To be done –
Check each line of the records below and collect those that include the word "clock".

◆ ◆ ◆ ◆ ◆ ◆ ◆

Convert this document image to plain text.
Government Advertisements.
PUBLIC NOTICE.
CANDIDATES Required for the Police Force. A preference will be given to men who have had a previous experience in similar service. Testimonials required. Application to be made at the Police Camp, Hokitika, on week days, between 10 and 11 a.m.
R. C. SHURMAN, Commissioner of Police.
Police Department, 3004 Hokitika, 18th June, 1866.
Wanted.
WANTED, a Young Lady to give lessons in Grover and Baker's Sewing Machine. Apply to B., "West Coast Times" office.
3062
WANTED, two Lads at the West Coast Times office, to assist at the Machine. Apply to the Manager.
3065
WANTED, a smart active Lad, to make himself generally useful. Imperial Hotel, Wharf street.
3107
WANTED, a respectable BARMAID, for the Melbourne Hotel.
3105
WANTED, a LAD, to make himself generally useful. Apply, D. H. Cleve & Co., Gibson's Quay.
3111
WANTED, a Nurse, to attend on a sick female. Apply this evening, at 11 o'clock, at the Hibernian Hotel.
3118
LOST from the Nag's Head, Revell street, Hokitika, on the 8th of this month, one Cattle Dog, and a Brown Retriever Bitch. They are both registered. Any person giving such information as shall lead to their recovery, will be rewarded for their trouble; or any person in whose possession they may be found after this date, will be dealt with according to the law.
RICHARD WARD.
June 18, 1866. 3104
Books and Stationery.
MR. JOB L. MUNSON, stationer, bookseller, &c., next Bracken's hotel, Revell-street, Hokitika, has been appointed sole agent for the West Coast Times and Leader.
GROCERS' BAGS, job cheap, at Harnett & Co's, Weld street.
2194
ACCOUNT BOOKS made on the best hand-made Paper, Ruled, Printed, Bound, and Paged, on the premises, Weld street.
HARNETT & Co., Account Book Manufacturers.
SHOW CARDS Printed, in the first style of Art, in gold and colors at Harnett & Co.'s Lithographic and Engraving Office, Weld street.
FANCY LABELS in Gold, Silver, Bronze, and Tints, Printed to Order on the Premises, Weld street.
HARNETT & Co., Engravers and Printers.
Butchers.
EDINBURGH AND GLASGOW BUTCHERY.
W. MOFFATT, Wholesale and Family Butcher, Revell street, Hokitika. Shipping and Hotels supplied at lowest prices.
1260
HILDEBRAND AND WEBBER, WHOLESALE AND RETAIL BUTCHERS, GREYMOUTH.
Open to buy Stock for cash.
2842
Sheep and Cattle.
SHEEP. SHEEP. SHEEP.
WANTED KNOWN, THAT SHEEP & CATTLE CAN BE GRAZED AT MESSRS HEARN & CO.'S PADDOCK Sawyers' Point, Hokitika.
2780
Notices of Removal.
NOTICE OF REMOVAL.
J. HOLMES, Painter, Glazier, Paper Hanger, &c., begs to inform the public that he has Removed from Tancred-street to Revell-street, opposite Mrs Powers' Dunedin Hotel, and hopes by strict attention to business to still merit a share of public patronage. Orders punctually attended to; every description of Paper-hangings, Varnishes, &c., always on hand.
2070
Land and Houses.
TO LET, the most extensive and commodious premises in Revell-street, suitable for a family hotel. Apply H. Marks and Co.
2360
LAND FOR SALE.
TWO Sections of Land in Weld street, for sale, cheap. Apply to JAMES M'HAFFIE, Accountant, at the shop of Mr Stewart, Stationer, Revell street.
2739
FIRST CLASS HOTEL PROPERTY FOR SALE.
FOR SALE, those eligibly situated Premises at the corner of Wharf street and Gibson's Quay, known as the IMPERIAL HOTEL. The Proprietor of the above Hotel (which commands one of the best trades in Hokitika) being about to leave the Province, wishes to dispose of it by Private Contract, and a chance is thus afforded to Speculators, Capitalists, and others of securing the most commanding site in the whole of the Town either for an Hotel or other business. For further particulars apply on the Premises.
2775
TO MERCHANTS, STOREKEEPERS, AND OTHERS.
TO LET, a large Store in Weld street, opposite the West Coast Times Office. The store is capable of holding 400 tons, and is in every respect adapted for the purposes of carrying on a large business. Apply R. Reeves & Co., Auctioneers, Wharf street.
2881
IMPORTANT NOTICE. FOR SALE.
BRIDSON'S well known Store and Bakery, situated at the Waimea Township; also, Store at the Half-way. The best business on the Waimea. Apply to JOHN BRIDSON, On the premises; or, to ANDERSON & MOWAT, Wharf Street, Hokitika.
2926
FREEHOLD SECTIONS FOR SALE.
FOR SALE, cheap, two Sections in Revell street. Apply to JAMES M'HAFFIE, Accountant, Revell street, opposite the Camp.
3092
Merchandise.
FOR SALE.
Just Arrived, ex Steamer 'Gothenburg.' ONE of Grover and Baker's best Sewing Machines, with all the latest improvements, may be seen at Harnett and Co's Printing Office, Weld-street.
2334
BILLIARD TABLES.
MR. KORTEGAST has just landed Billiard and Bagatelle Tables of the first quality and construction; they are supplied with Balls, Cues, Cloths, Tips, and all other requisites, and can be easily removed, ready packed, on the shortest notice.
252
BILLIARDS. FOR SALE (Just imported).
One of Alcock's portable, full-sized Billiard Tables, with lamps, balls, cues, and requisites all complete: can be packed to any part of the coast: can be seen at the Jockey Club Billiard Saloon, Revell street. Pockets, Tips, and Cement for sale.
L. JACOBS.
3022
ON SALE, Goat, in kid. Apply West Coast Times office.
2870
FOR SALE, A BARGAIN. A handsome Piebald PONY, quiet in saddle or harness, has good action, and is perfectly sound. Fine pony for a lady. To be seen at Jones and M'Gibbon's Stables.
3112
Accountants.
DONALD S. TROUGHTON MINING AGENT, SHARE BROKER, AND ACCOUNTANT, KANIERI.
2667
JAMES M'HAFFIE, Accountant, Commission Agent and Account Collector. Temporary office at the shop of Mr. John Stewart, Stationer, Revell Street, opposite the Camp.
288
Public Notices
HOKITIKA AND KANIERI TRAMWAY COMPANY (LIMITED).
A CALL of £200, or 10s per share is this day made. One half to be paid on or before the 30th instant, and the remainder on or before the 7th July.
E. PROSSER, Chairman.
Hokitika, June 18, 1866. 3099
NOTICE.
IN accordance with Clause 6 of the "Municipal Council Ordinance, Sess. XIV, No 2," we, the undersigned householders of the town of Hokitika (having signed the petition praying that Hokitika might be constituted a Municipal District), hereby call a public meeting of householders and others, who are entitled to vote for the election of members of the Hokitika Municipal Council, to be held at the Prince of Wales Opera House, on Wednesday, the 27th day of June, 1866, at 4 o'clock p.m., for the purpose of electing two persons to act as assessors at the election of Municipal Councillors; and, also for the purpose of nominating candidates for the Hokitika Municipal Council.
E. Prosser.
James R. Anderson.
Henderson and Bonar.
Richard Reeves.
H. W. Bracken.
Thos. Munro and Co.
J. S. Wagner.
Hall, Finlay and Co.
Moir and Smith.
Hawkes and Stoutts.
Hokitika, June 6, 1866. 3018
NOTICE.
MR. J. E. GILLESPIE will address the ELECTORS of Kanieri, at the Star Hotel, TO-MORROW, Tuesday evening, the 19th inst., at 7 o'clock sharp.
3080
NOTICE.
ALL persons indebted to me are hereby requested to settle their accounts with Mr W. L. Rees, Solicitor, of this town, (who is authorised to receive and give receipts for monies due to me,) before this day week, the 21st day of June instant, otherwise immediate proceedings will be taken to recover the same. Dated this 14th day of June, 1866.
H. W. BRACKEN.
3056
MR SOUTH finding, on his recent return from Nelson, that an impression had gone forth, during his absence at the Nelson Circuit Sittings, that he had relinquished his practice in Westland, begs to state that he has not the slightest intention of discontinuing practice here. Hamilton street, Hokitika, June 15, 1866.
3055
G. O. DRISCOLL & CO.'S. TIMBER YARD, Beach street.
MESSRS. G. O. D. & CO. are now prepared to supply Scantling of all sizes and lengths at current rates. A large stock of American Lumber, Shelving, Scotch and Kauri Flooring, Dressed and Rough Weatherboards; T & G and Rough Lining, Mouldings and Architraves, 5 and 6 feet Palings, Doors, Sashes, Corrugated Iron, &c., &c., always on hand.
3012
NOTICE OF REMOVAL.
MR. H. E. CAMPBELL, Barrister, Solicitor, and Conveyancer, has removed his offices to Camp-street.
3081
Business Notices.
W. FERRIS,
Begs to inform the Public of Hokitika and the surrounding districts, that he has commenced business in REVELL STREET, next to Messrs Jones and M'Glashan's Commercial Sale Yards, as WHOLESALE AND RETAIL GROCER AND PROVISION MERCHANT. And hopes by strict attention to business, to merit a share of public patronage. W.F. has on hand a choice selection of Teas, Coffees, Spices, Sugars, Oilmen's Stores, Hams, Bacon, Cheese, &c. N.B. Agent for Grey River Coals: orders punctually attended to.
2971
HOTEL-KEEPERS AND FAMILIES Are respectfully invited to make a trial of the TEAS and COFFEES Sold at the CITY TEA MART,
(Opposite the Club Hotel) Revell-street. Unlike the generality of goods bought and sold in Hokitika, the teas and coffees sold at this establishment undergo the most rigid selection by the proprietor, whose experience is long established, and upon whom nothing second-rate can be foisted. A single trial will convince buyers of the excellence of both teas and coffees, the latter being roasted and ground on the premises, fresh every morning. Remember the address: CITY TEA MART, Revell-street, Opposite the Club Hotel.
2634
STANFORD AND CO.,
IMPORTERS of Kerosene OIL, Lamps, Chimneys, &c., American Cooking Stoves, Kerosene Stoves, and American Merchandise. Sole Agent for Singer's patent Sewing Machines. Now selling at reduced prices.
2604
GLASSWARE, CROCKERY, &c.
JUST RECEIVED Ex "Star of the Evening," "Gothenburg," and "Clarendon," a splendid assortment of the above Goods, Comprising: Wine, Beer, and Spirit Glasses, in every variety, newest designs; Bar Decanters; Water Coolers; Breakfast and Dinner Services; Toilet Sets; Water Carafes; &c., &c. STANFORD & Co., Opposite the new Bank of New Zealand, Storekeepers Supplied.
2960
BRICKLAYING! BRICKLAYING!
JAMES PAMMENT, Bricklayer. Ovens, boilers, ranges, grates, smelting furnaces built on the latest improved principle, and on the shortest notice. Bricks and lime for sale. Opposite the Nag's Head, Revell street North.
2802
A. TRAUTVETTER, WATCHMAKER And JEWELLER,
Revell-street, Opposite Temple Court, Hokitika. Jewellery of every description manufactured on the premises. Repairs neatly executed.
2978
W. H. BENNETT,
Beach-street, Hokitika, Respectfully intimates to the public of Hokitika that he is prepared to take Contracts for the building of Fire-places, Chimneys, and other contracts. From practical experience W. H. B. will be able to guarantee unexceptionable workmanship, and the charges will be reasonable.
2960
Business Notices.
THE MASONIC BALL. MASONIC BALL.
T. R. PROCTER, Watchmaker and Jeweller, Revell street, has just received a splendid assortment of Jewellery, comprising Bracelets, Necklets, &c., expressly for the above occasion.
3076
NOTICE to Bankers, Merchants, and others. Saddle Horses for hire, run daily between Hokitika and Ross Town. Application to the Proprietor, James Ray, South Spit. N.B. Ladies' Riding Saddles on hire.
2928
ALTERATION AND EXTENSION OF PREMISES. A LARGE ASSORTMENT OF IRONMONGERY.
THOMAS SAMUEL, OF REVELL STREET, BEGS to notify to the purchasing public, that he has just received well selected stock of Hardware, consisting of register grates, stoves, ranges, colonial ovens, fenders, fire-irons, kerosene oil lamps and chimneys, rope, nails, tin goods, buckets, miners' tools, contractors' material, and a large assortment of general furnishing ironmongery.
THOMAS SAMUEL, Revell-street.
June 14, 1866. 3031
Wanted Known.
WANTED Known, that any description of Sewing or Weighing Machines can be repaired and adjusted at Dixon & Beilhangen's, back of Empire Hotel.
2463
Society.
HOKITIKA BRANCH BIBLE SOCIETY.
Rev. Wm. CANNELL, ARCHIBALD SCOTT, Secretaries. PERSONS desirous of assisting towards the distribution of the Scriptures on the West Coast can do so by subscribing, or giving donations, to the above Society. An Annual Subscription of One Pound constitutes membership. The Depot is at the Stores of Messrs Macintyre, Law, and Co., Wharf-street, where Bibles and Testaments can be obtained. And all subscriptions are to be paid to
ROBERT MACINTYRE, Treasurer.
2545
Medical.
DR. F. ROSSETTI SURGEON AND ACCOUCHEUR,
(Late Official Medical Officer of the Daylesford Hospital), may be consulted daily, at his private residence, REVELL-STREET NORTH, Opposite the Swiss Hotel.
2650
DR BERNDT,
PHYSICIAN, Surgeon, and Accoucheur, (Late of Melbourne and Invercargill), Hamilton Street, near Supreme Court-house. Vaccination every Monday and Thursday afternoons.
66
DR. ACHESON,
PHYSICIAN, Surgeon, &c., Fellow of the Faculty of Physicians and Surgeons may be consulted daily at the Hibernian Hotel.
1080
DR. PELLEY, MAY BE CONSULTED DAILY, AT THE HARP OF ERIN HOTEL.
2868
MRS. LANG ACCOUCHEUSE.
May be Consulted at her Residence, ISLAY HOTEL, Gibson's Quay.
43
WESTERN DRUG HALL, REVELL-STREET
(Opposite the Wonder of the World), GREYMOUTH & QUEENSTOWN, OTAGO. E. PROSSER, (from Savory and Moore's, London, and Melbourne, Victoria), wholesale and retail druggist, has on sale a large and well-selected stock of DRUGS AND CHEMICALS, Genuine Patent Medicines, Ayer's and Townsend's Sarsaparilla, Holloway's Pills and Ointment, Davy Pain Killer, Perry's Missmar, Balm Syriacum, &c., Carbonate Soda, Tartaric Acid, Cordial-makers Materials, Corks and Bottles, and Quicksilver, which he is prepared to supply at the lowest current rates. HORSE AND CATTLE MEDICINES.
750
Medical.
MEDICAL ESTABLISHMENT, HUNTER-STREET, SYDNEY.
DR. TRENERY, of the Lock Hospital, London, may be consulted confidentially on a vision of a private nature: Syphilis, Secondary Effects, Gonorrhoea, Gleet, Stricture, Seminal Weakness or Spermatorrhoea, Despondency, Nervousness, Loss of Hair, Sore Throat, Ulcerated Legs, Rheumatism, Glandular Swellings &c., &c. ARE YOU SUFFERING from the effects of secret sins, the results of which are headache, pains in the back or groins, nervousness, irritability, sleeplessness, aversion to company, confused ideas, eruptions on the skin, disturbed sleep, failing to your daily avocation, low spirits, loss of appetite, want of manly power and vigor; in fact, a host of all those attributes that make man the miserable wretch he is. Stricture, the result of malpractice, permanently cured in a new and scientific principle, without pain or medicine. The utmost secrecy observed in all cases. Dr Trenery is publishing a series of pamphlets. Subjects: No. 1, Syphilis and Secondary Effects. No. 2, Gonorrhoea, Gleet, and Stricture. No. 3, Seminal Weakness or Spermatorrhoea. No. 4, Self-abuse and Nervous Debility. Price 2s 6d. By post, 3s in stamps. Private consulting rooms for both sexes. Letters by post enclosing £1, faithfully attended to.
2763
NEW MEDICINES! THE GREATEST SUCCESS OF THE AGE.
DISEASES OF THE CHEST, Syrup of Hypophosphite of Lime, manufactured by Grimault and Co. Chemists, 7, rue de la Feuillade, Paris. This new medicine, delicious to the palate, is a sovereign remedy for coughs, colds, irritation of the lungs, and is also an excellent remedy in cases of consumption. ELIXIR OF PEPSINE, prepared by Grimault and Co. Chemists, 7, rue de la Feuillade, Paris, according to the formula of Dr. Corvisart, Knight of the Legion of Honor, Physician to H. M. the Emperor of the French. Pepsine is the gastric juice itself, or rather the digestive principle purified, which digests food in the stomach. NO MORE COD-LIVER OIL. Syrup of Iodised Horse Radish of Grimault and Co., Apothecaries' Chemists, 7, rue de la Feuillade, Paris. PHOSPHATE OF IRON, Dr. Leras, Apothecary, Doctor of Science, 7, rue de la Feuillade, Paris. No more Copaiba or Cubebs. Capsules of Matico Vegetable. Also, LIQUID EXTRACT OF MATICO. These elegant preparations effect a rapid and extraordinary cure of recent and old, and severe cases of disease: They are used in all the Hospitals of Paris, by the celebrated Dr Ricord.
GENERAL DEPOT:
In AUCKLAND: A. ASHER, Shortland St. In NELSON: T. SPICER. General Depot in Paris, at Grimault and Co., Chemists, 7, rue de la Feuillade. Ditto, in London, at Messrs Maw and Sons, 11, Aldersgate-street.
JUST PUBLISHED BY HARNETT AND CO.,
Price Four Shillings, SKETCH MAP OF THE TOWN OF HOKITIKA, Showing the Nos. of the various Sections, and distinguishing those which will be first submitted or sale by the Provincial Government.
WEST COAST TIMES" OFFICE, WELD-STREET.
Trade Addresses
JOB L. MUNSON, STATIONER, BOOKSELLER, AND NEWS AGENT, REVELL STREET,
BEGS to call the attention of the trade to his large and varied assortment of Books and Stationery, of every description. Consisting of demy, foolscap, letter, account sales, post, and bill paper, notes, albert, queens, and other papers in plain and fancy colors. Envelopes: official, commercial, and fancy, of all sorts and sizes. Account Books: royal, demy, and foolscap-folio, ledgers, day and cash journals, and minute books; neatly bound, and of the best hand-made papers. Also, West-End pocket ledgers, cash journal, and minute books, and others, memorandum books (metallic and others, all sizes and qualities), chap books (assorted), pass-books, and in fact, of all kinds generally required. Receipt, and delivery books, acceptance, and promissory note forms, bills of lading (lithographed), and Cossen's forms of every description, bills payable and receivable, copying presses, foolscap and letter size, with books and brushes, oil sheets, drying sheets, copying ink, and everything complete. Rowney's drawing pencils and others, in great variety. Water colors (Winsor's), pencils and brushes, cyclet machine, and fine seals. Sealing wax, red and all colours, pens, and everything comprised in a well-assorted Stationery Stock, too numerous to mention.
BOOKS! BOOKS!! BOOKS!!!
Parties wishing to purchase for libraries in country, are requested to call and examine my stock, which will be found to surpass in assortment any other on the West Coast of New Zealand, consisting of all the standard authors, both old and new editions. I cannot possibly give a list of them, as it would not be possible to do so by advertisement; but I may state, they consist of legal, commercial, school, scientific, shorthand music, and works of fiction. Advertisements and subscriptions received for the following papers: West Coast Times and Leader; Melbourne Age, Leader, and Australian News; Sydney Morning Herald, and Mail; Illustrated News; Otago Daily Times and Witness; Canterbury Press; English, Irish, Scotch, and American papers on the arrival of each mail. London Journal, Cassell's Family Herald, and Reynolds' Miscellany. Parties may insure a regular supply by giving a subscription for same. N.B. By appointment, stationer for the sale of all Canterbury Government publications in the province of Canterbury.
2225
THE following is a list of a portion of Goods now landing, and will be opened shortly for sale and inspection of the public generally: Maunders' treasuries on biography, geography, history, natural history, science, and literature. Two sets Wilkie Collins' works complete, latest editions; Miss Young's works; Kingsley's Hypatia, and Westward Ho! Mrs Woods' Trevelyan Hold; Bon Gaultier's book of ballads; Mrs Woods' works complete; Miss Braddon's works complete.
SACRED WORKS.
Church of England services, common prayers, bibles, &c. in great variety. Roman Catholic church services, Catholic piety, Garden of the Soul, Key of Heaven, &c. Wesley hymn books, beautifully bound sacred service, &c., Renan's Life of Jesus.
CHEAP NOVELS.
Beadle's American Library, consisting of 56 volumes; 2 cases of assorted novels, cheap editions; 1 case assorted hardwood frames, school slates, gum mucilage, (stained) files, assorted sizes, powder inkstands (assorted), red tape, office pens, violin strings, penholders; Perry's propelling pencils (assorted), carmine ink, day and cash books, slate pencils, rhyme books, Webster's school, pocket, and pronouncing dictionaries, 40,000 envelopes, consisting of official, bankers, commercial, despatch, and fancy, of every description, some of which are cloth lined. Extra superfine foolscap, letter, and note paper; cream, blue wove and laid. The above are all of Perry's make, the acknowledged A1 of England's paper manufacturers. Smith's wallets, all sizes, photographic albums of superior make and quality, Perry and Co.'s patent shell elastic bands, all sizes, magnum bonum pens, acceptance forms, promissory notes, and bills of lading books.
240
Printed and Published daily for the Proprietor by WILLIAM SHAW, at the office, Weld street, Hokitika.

◆ ◆ ◆ ◆ ◆ ◆ ◆

Result of this exercise –
WANTED, a Nurse, to attend on a sick female. Apply this evening, at 11 o'clock, at the Hibernian Hotel.
IN accordance with Clause 6 of the "Municipal Council Ordinance, Sess. XIV, No 2," we, the undersigned householders of the town of Hokitika (having signed the petition praying that Hokitika might be constituted a Municipal District), hereby call a public meeting of householders and others, who are entitled to vote for the election of members of the Hokitika Municipal Council, to be held at the Prince of Wales Opera House, on Wednesday, the 27th day of June, 1866, at 4 o'clock p.m., for the purpose of electing two persons to act as assessors at the election of Municipal Councillors; and, also for the purpose of nominating candidates for the Hokitika Municipal Council.
MR. J. E. GILLESPIE will address the ELECTORS of Kanieri, at the Star Hotel, TO-MORROW, Tuesday evening, the 19th inst., at 7 o'clock sharp.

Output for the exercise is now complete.